• _Task prompt_:
Reproduce all of the data below without alteration; exclude every picture.

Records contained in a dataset
━━━━━━━━━━━━━━━━━━━━━━━━━━━━━━

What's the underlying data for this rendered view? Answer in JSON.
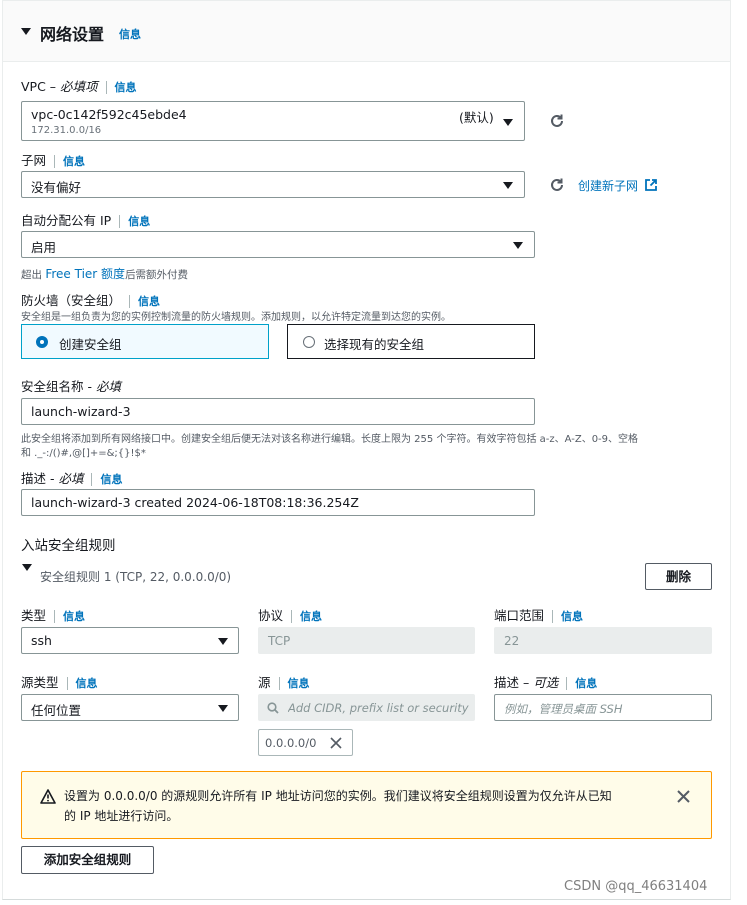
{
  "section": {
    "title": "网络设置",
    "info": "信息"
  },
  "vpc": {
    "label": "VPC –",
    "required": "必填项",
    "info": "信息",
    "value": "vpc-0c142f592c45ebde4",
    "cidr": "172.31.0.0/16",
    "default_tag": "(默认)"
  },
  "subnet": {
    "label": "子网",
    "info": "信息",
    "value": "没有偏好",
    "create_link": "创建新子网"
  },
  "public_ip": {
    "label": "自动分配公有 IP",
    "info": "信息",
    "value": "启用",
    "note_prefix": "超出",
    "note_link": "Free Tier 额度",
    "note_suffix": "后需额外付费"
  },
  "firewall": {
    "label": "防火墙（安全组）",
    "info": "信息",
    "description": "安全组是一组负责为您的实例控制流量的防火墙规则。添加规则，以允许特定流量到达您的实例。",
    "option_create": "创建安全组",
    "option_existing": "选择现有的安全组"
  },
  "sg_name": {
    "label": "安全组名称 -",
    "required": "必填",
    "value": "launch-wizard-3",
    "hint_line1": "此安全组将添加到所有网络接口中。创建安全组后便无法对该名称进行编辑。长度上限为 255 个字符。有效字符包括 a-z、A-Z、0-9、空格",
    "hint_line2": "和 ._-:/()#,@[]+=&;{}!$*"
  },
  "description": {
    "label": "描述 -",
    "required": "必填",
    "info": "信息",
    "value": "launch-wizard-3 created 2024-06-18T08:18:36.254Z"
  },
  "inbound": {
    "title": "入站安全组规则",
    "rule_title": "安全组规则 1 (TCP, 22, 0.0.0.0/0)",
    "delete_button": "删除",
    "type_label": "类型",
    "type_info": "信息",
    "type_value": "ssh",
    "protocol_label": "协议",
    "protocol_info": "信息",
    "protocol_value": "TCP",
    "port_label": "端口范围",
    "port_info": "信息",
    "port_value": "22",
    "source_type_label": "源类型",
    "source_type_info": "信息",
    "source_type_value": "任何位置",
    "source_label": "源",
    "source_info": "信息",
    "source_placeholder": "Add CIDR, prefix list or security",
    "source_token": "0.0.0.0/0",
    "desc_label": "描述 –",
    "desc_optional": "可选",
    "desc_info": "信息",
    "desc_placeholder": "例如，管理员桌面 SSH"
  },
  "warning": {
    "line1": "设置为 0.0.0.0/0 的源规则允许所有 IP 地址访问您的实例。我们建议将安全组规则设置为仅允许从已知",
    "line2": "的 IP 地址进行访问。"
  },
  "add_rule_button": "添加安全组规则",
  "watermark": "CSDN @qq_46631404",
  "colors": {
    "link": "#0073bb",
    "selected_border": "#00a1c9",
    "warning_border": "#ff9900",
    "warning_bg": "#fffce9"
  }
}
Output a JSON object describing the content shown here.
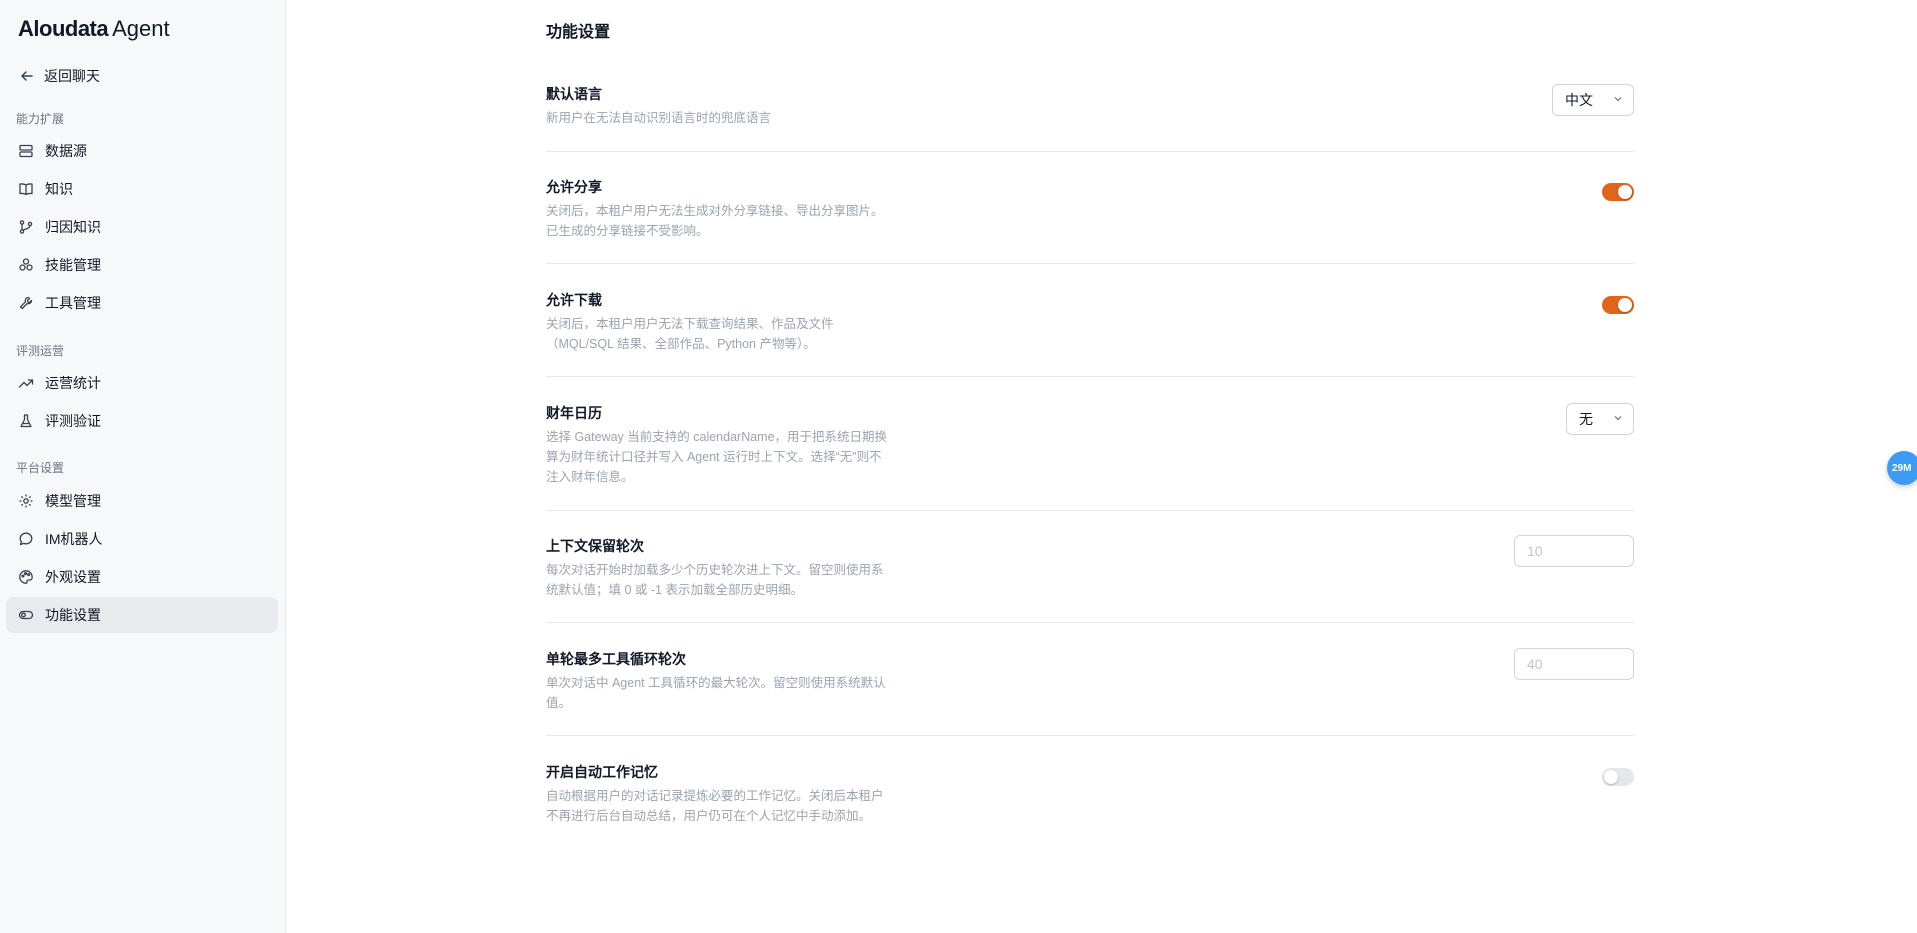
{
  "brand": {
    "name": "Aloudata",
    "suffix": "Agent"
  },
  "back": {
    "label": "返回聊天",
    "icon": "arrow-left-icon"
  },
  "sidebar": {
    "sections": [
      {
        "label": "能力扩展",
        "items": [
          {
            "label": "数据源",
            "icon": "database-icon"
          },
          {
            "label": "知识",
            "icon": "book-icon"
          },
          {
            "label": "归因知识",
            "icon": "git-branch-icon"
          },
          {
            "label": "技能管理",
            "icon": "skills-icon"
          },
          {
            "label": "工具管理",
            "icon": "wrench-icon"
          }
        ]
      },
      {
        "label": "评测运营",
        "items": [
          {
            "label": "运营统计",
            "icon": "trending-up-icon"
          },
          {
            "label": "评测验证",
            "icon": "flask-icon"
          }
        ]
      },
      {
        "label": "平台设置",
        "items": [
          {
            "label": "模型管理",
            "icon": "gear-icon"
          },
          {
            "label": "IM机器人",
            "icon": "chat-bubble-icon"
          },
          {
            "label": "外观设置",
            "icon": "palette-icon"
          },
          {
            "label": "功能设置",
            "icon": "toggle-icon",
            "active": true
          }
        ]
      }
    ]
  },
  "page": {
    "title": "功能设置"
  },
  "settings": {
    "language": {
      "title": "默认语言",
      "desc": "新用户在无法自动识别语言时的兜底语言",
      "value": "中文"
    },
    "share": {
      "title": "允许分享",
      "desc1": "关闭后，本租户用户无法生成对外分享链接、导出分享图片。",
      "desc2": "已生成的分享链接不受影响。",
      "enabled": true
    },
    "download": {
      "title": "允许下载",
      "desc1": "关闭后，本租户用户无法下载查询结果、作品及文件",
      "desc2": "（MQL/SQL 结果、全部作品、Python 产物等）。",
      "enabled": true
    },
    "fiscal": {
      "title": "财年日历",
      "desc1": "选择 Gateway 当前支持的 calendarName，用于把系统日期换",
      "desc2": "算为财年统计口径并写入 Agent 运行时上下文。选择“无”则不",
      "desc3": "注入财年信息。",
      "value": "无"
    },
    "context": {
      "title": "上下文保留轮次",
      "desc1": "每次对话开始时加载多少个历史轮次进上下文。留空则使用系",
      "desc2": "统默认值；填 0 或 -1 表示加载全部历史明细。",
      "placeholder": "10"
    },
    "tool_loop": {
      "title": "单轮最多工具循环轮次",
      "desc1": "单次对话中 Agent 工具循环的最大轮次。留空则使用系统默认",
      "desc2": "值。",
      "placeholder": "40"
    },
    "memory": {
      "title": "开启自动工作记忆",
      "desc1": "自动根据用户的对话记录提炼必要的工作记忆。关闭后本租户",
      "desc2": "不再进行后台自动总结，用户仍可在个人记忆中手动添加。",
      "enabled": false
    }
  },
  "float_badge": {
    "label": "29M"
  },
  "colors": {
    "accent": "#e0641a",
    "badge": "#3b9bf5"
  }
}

━━━━━━━━━━━━━━━━━━━━━━━━━━━━━━

• _Answer to the problem_:
What's the underlying data for this rendered view? Answer in JSON.
{
  "section": {
    "title": "网络设置",
    "info": "信息"
  },
  "vpc": {
    "label": "VPC –",
    "required": "必填项",
    "info": "信息",
    "value": "vpc-0c142f592c45ebde4",
    "cidr": "172.31.0.0/16",
    "default_tag": "(默认)"
  },
  "subnet": {
    "label": "子网",
    "info": "信息",
    "value": "没有偏好",
    "create_link": "创建新子网"
  },
  "public_ip": {
    "label": "自动分配公有 IP",
    "info": "信息",
    "value": "启用",
    "note_prefix": "超出",
    "note_link": "Free Tier 额度",
    "note_suffix": "后需额外付费"
  },
  "firewall": {
    "label": "防火墙（安全组）",
    "info": "信息",
    "description": "安全组是一组负责为您的实例控制流量的防火墙规则。添加规则，以允许特定流量到达您的实例。",
    "option_create": "创建安全组",
    "option_existing": "选择现有的安全组"
  },
  "sg_name": {
    "label": "安全组名称 -",
    "required": "必填",
    "value": "launch-wizard-3",
    "hint_line1": "此安全组将添加到所有网络接口中。创建安全组后便无法对该名称进行编辑。长度上限为 255 个字符。有效字符包括 a-z、A-Z、0-9、空格",
    "hint_line2": "和 ._-:/()#,@[]+=&;{}!$*"
  },
  "description": {
    "label": "描述 -",
    "required": "必填",
    "info": "信息",
    "value": "launch-wizard-3 created 2024-06-18T08:18:36.254Z"
  },
  "inbound": {
    "title": "入站安全组规则",
    "rule_title": "安全组规则 1 (TCP, 22, 0.0.0.0/0)",
    "delete_button": "删除",
    "type_label": "类型",
    "type_info": "信息",
    "type_value": "ssh",
    "protocol_label": "协议",
    "protocol_info": "信息",
    "protocol_value": "TCP",
    "port_label": "端口范围",
    "port_info": "信息",
    "port_value": "22",
    "source_type_label": "源类型",
    "source_type_info": "信息",
    "source_type_value": "任何位置",
    "source_label": "源",
    "source_info": "信息",
    "source_placeholder": "Add CIDR, prefix list or security",
    "source_token": "0.0.0.0/0",
    "desc_label": "描述 –",
    "desc_optional": "可选",
    "desc_info": "信息",
    "desc_placeholder": "例如，管理员桌面 SSH"
  },
  "warning": {
    "line1": "设置为 0.0.0.0/0 的源规则允许所有 IP 地址访问您的实例。我们建议将安全组规则设置为仅允许从已知",
    "line2": "的 IP 地址进行访问。"
  },
  "add_rule_button": "添加安全组规则",
  "watermark": "CSDN @qq_46631404",
  "colors": {
    "link": "#0073bb",
    "selected_border": "#00a1c9",
    "warning_border": "#ff9900",
    "warning_bg": "#fffce9"
  }
}
Output a JSON object describing the content shown here.
{
  "brand": {
    "name": "Aloudata",
    "suffix": "Agent"
  },
  "back": {
    "label": "返回聊天",
    "icon": "arrow-left-icon"
  },
  "sidebar": {
    "sections": [
      {
        "label": "能力扩展",
        "items": [
          {
            "label": "数据源",
            "icon": "database-icon"
          },
          {
            "label": "知识",
            "icon": "book-icon"
          },
          {
            "label": "归因知识",
            "icon": "git-branch-icon"
          },
          {
            "label": "技能管理",
            "icon": "skills-icon"
          },
          {
            "label": "工具管理",
            "icon": "wrench-icon"
          }
        ]
      },
      {
        "label": "评测运营",
        "items": [
          {
            "label": "运营统计",
            "icon": "trending-up-icon"
          },
          {
            "label": "评测验证",
            "icon": "flask-icon"
          }
        ]
      },
      {
        "label": "平台设置",
        "items": [
          {
            "label": "模型管理",
            "icon": "gear-icon"
          },
          {
            "label": "IM机器人",
            "icon": "chat-bubble-icon"
          },
          {
            "label": "外观设置",
            "icon": "palette-icon"
          },
          {
            "label": "功能设置",
            "icon": "toggle-icon",
            "active": true
          }
        ]
      }
    ]
  },
  "page": {
    "title": "功能设置"
  },
  "settings": {
    "language": {
      "title": "默认语言",
      "desc": "新用户在无法自动识别语言时的兜底语言",
      "value": "中文"
    },
    "share": {
      "title": "允许分享",
      "desc1": "关闭后，本租户用户无法生成对外分享链接、导出分享图片。",
      "desc2": "已生成的分享链接不受影响。",
      "enabled": true
    },
    "download": {
      "title": "允许下载",
      "desc1": "关闭后，本租户用户无法下载查询结果、作品及文件",
      "desc2": "（MQL/SQL 结果、全部作品、Python 产物等）。",
      "enabled": true
    },
    "fiscal": {
      "title": "财年日历",
      "desc1": "选择 Gateway 当前支持的 calendarName，用于把系统日期换",
      "desc2": "算为财年统计口径并写入 Agent 运行时上下文。选择“无”则不",
      "desc3": "注入财年信息。",
      "value": "无"
    },
    "context": {
      "title": "上下文保留轮次",
      "desc1": "每次对话开始时加载多少个历史轮次进上下文。留空则使用系",
      "desc2": "统默认值；填 0 或 -1 表示加载全部历史明细。",
      "placeholder": "10"
    },
    "tool_loop": {
      "title": "单轮最多工具循环轮次",
      "desc1": "单次对话中 Agent 工具循环的最大轮次。留空则使用系统默认",
      "desc2": "值。",
      "placeholder": "40"
    },
    "memory": {
      "title": "开启自动工作记忆",
      "desc1": "自动根据用户的对话记录提炼必要的工作记忆。关闭后本租户",
      "desc2": "不再进行后台自动总结，用户仍可在个人记忆中手动添加。",
      "enabled": false
    }
  },
  "float_badge": {
    "label": "29M"
  },
  "colors": {
    "accent": "#e0641a",
    "badge": "#3b9bf5"
  }
}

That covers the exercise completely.